- _Objective A_
Print the passage of the Samply profiling page between "Most CPU profiling" and "installing samply itself.", inclusive.

Samply: CPU Profiling With Firefox Profiler UI on macOS, Linux, and Windows

Most CPU profiling workflows involve multiple tools: a profiler to collect samples, a converter to transform the output, and a viewer to make sense of it. Samply collapses this into one step.
samply record ./my-application my-arguments
That is it. Samply profiles the command, opens the Firefox Profiler in your browser, and serves symbol information and source code from a local webserver. You get flame graphs, call trees, timelines, and source-level annotation without any setup beyond installing samply itself.
Quick Install
# macOS / Linux (one-liner)
curl --proto '=https' --tlsv1.2 -LsSf \
https://github.com/mstange/samply/releases/download/samply-v0.13.1/samply-installer.sh | sh
# Windows (PowerShell)
powershell -ExecutionPolicy Bypass -c "irm https://github.com/mstange/samply/releases/download/samply-v0.13.1/samply-installer.ps1 | iex"
# Or via Cargo
cargo install --locked samply
Why Samply Matters for SRE
When you are debugging a production performance issue, you often need to answer: "What is this process spending CPU time on?" The usual approach involves:
- Run
perf record(Linux) ordtrace(macOS) - Convert the output to a format a viewer understands
- Open a separate tool (FlameGraph scripts, Speedscope, etc.)

- _Objective B_
From the records, output the lines between the line holding "legend-swatch <box>407 94 417 103</box>" and the line holding "legend-item <box>1930 93 2114 104</box>", inclusive, and nothing else.

- _Extracted material_
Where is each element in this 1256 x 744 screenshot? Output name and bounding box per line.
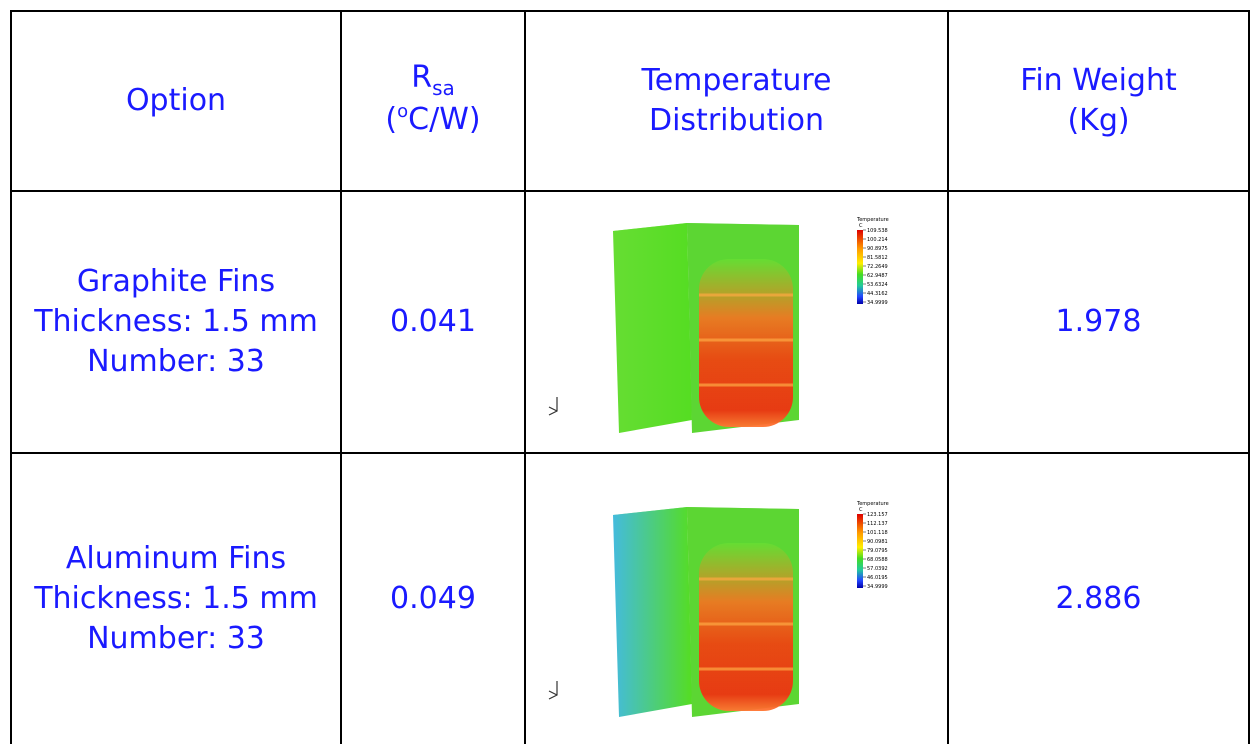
legend-colorbar <box>856 514 863 588</box>
option-number: Number: 33 <box>87 621 265 656</box>
axis-triad-icon <box>548 681 558 700</box>
legend-value: 112.137 <box>867 521 888 527</box>
temperature-image-cell: Temperature C 109.538 100.214 90.8975 81.5812… <box>524 190 949 454</box>
rsa-unit-rest: C/W) <box>408 102 481 137</box>
weight-value: 1.978 <box>1055 304 1142 339</box>
hot-region <box>698 543 793 711</box>
table-row: Graphite Fins Thickness: 1.5 mm Number: … <box>10 190 1250 454</box>
legend-value: 109.538 <box>867 228 888 234</box>
temperature-image-cell: Temperature C 123.157 112.137 101.118 90.0981… <box>524 452 949 744</box>
axis-triad-icon <box>548 397 558 416</box>
legend-value: 90.8975 <box>867 246 888 252</box>
header-option: Option <box>10 10 342 192</box>
legend-value: 72.2649 <box>867 264 888 270</box>
option-name: Graphite Fins <box>76 264 276 299</box>
rsa-unit-degree: o <box>397 101 409 122</box>
legend-value: 34.9999 <box>867 300 888 306</box>
option-number: Number: 33 <box>87 344 265 379</box>
header-row: Option Rsa (oC/W) Temperature Distributi… <box>10 10 1250 192</box>
rsa-cell: 0.041 <box>340 190 526 454</box>
option-thickness: Thickness: 1.5 mm <box>34 304 318 339</box>
legend-value: 34.9999 <box>867 584 888 590</box>
legend-value: 62.9487 <box>867 273 888 279</box>
legend-value: 101.118 <box>867 530 888 536</box>
option-thickness: Thickness: 1.5 mm <box>34 581 318 616</box>
legend-value: 68.0588 <box>867 557 888 563</box>
header-weight: Fin Weight (Kg) <box>947 10 1250 192</box>
header-temp-line1: Temperature <box>641 63 832 98</box>
legend-title: Temperature <box>856 501 889 507</box>
legend-unit: C <box>859 507 863 513</box>
table-row: Aluminum Fins Thickness: 1.5 mm Number: … <box>10 452 1250 744</box>
heatsink-side-face <box>612 223 692 433</box>
legend-value: 123.157 <box>867 512 888 518</box>
weight-cell: 2.886 <box>947 452 1250 744</box>
legend-title: Temperature <box>856 217 889 223</box>
rsa-value: 0.049 <box>390 581 476 616</box>
weight-cell: 1.978 <box>947 190 1250 454</box>
heatsink-side-face <box>612 507 692 717</box>
rsa-main: R <box>411 60 433 95</box>
legend-value: 100.214 <box>867 237 888 243</box>
legend-value: 57.0392 <box>867 566 888 572</box>
legend-unit: C <box>859 223 863 229</box>
option-cell: Graphite Fins Thickness: 1.5 mm Number: … <box>10 190 342 454</box>
legend-value: 44.3162 <box>867 291 888 297</box>
legend-value: 46.0195 <box>867 575 888 581</box>
option-cell: Aluminum Fins Thickness: 1.5 mm Number: … <box>10 452 342 744</box>
comparison-table: Option Rsa (oC/W) Temperature Distributi… <box>10 10 1250 744</box>
legend-colorbar <box>856 230 863 304</box>
rsa-value: 0.041 <box>390 304 476 339</box>
rsa-cell: 0.049 <box>340 452 526 744</box>
legend-value: 90.0981 <box>867 539 888 545</box>
header-option-label: Option <box>125 83 227 118</box>
header-rsa: Rsa (oC/W) <box>340 10 526 192</box>
rsa-symbol: Rsa <box>342 58 524 100</box>
rsa-subscript: sa <box>432 76 455 100</box>
legend-value: 81.5812 <box>867 255 888 261</box>
hot-region <box>698 259 793 427</box>
rsa-unit-open: ( <box>385 102 398 137</box>
header-weight-line2: (Kg) <box>1067 103 1130 138</box>
header-temperature: Temperature Distribution <box>524 10 949 192</box>
rsa-unit: (oC/W) <box>342 100 524 144</box>
header-weight-line1: Fin Weight <box>1020 63 1177 98</box>
legend-value: 53.6324 <box>867 282 888 288</box>
option-name: Aluminum Fins <box>65 541 287 576</box>
header-temp-line2: Distribution <box>648 103 825 138</box>
legend-value: 79.0795 <box>867 548 888 554</box>
weight-value: 2.886 <box>1055 581 1142 616</box>
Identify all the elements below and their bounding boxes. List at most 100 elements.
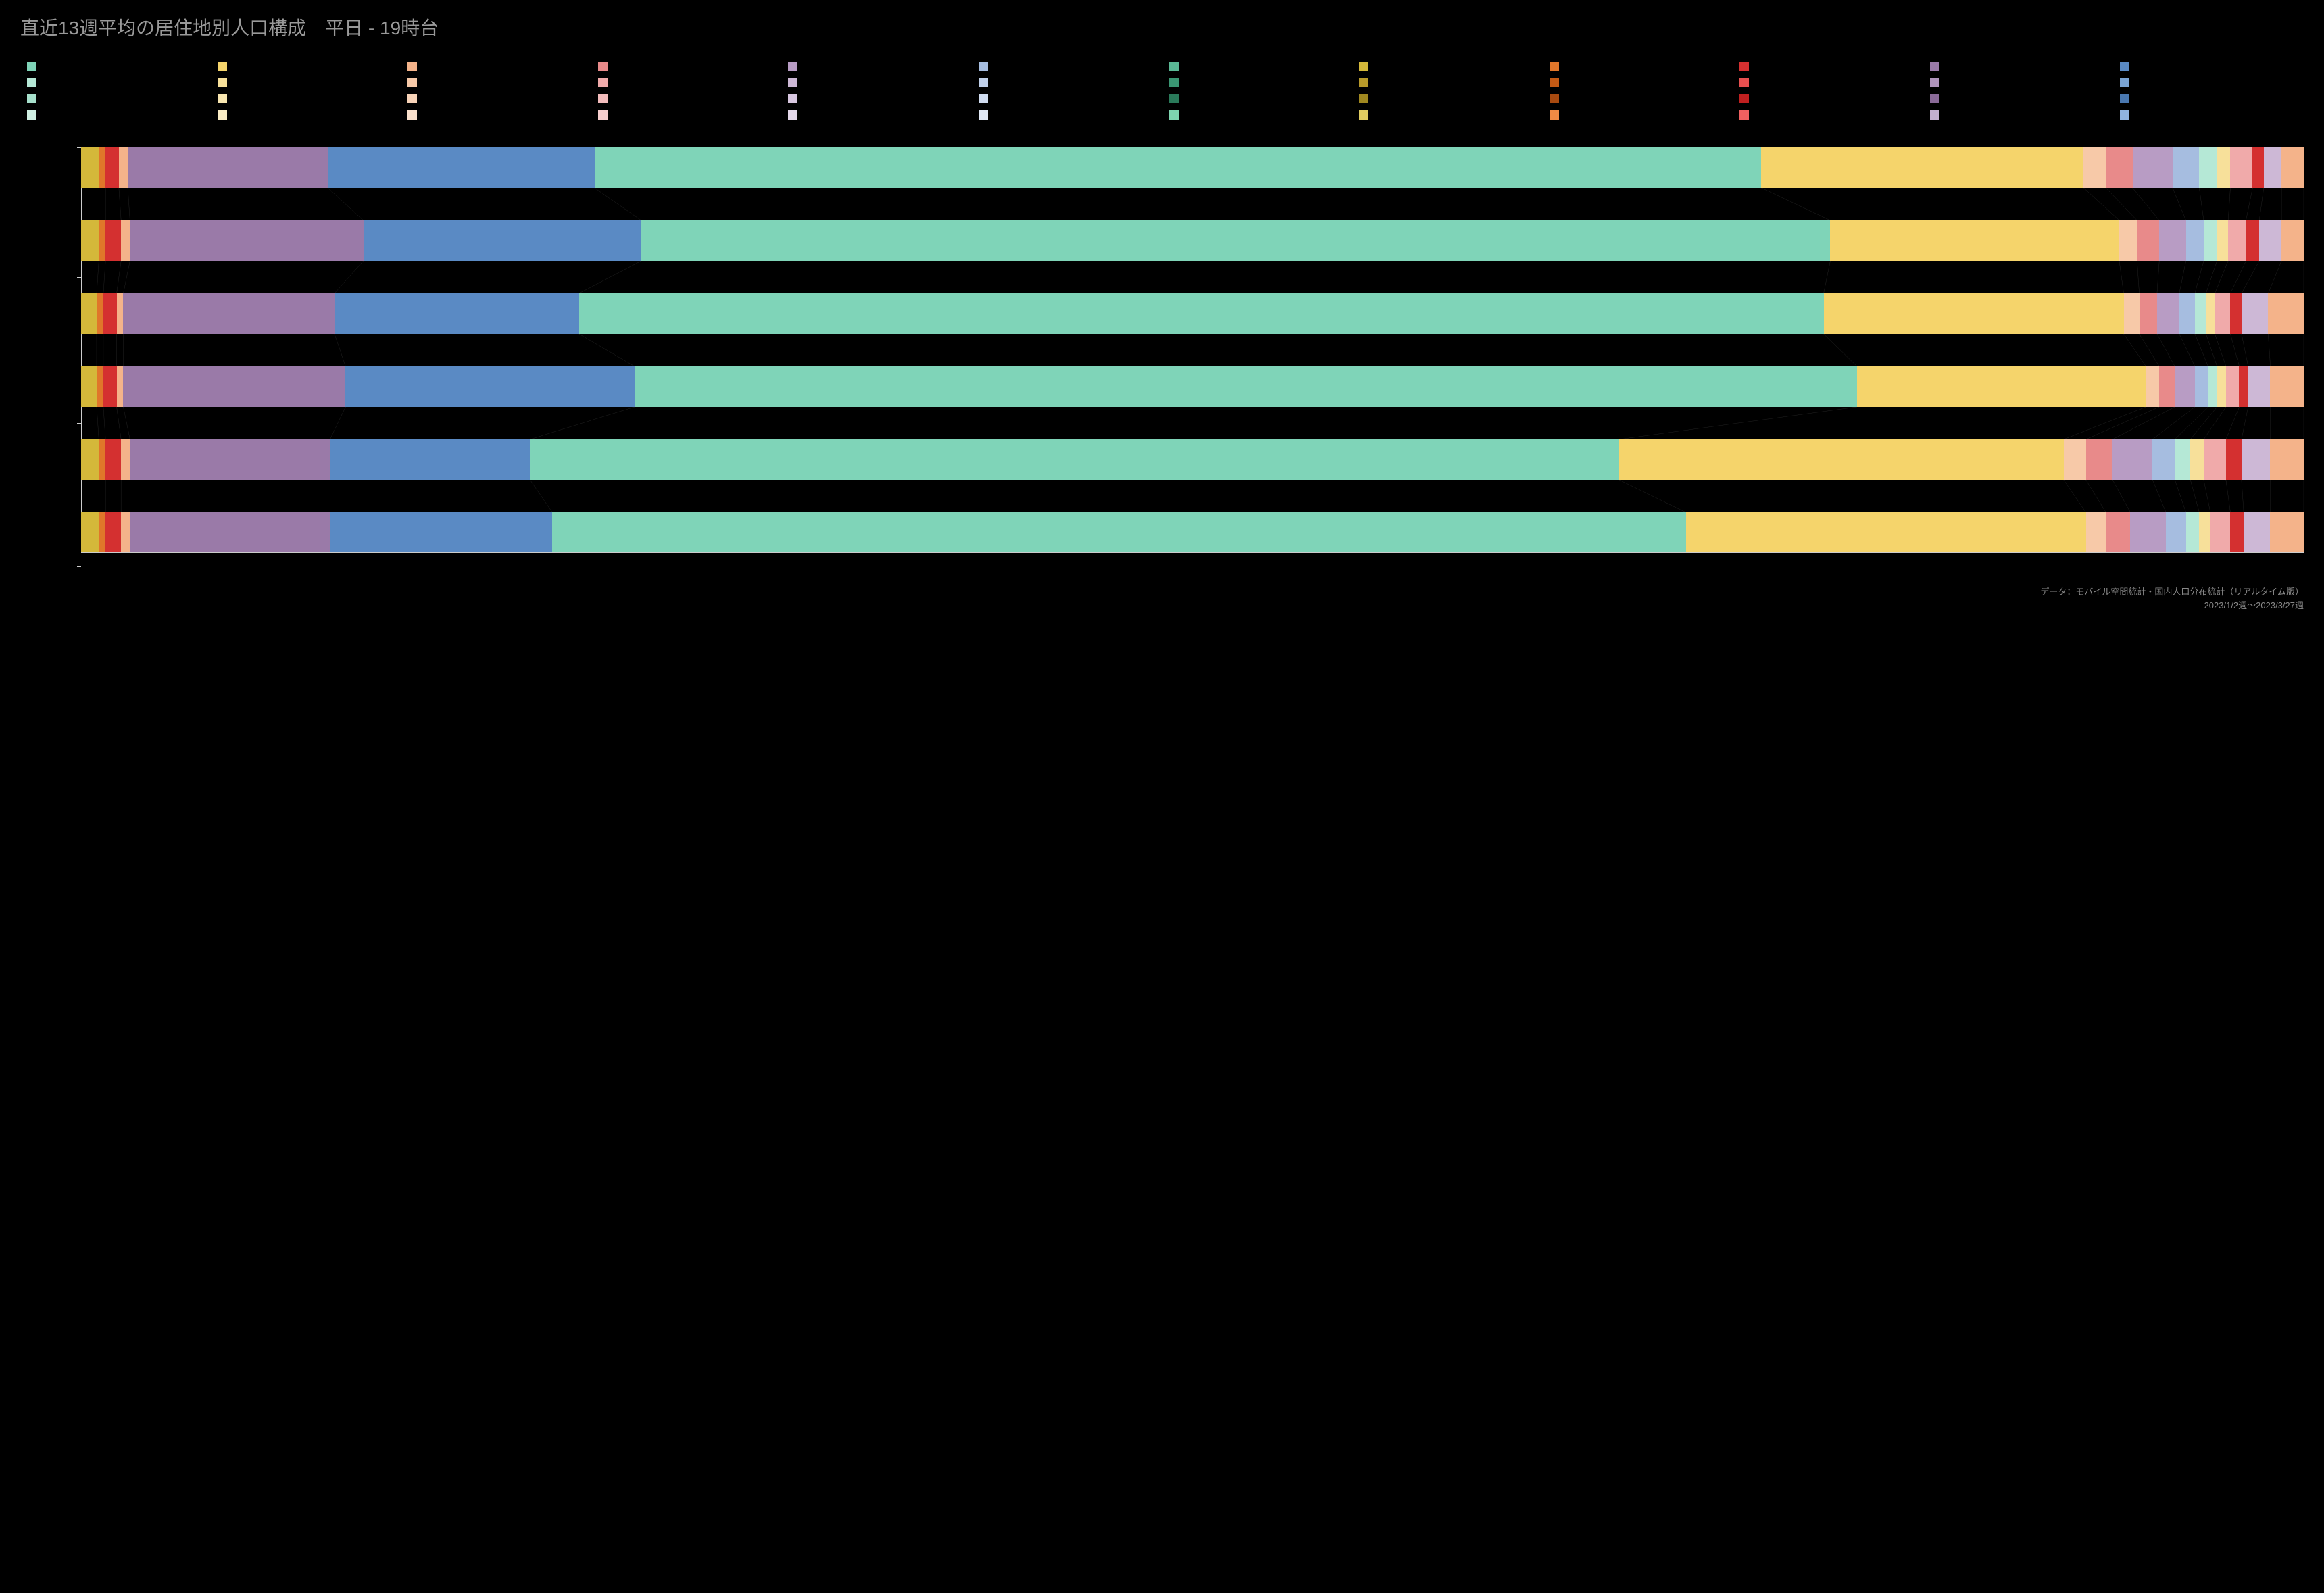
legend-swatch <box>407 94 417 103</box>
legend-item <box>1359 93 1543 104</box>
legend-swatch <box>2120 78 2129 87</box>
legend-item <box>218 109 401 120</box>
legend-swatch <box>2120 94 2129 103</box>
connector-layer <box>81 480 2304 512</box>
bar-segment <box>2140 293 2157 334</box>
legend-swatch <box>979 110 988 120</box>
connector-layer <box>81 261 2304 293</box>
legend-item <box>27 93 211 104</box>
legend-item <box>1359 77 1543 88</box>
bar-row <box>81 220 2304 261</box>
bar-segment <box>2226 439 2242 480</box>
legend-swatch <box>407 110 417 120</box>
bar-segment <box>2270 512 2303 553</box>
legend-item <box>1930 61 2114 72</box>
bar-segment <box>2112 439 2152 480</box>
legend-item <box>1930 93 2114 104</box>
bar-segment <box>2157 293 2179 334</box>
y-axis <box>20 147 81 566</box>
legend-item <box>2120 77 2304 88</box>
legend-swatch <box>407 62 417 71</box>
legend-swatch <box>598 110 608 120</box>
legend-swatch <box>218 94 227 103</box>
bar-segment <box>2248 366 2271 407</box>
bar-segment <box>105 147 119 188</box>
bar-segment <box>1857 366 2146 407</box>
bar-segment <box>635 366 1857 407</box>
bar-segment <box>2246 220 2259 261</box>
legend-swatch <box>27 62 36 71</box>
bar-row <box>81 512 2304 553</box>
bar-segment <box>2230 512 2244 553</box>
legend-item <box>407 93 591 104</box>
bar-segment <box>2206 293 2215 334</box>
bar-segment <box>99 439 105 480</box>
bar-segment <box>2124 293 2140 334</box>
legend-item <box>598 109 782 120</box>
bar-segment <box>81 512 99 553</box>
legend-item <box>218 77 401 88</box>
bar-segment <box>2137 220 2159 261</box>
bar-row <box>81 366 2304 407</box>
legend-swatch <box>788 94 797 103</box>
footer-source: データ：モバイル空間統計・国内人口分布統計（リアルタイム版） <box>20 585 2304 599</box>
legend-item <box>788 61 972 72</box>
legend-item <box>27 77 211 88</box>
legend-swatch <box>27 110 36 120</box>
bar-segment <box>2179 293 2195 334</box>
legend-item <box>407 61 591 72</box>
legend-swatch <box>979 62 988 71</box>
bar-segment <box>330 439 530 480</box>
bar-segment <box>130 439 330 480</box>
bar-segment <box>2228 220 2246 261</box>
bar-segment <box>99 147 105 188</box>
legend-item <box>2120 109 2304 120</box>
legend-item <box>1169 77 1353 88</box>
bar-segment <box>364 220 641 261</box>
y-tick <box>77 566 81 567</box>
bar-segment <box>2281 147 2304 188</box>
legend-item <box>788 93 972 104</box>
bar-segment <box>330 512 552 553</box>
bar-segment <box>2259 220 2281 261</box>
legend-swatch <box>1359 62 1368 71</box>
bar-segment <box>2166 512 2186 553</box>
legend-item <box>788 109 972 120</box>
chart-area <box>20 147 2304 553</box>
chart-title: 直近13週平均の居住地別人口構成 平日 - 19時台 <box>20 14 2304 41</box>
bar-segment <box>2252 147 2263 188</box>
legend-item <box>598 93 782 104</box>
chart-footer: データ：モバイル空間統計・国内人口分布統計（リアルタイム版） 2023/1/2週… <box>20 585 2304 612</box>
legend-swatch <box>1359 110 1368 120</box>
bar-segment <box>579 293 1824 334</box>
legend-item <box>2120 61 2304 72</box>
legend-swatch <box>979 78 988 87</box>
bar-segment <box>2064 439 2086 480</box>
bar-segment <box>2264 147 2281 188</box>
legend-swatch <box>1169 78 1179 87</box>
bar-segment <box>2083 147 2106 188</box>
bar-segment <box>2217 147 2231 188</box>
bar-segment <box>128 147 328 188</box>
connector-layer <box>81 334 2304 366</box>
legend-item <box>1550 93 1733 104</box>
bar-segment <box>345 366 635 407</box>
legend-swatch <box>1169 110 1179 120</box>
legend-item <box>1550 77 1733 88</box>
bar-segment <box>2186 512 2200 553</box>
legend-swatch <box>1930 78 1939 87</box>
legend-swatch <box>1169 62 1179 71</box>
legend-item <box>1359 109 1543 120</box>
bar-segment <box>2195 366 2208 407</box>
x-axis-line <box>81 552 2304 553</box>
legend-item <box>218 93 401 104</box>
legend-item <box>1930 109 2114 120</box>
legend-item <box>1739 61 1923 72</box>
bar-segment <box>2242 439 2271 480</box>
legend-item <box>1169 61 1353 72</box>
bar-segment <box>117 366 124 407</box>
bar-segment <box>2175 439 2190 480</box>
bar-segment <box>81 220 99 261</box>
bar-segment <box>99 220 105 261</box>
legend-swatch <box>1550 78 1559 87</box>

- _Correct answer A_
Most CPU profiling workflows involve multiple tools: a profiler to collect samples, a converter to transform the output, and a viewer to make sense of it. Samply collapses this into one step.
samply record ./my-application my-arguments
That is it. Samply profiles the command, opens the Firefox Profiler in your browser, and serves symbol information and source code from a local webserver. You get flame graphs, call trees, timelines, and source-level annotation without any setup beyond installing samply itself.

- _Correct answer B_
legend-swatch <box>407 94 417 103</box>
legend-item <box>1359 93 1543 104</box>
legend-swatch <box>2120 78 2129 87</box>
legend-item <box>218 109 401 120</box>
legend-swatch <box>2120 94 2129 103</box>
connector-layer <box>81 480 2304 512</box>
bar-segment <box>2140 293 2157 334</box>
legend-swatch <box>979 110 988 120</box>
connector-layer <box>81 261 2304 293</box>
legend-item <box>27 93 211 104</box>
legend-item <box>1359 77 1543 88</box>
bar-row <box>81 220 2304 261</box>
bar-segment <box>2226 439 2242 480</box>
legend-swatch <box>407 110 417 120</box>
bar-segment <box>2270 512 2303 553</box>
legend-item <box>1930 61 2114 72</box>
bar-segment <box>2112 439 2152 480</box>
legend-item <box>1930 93 2114 104</box>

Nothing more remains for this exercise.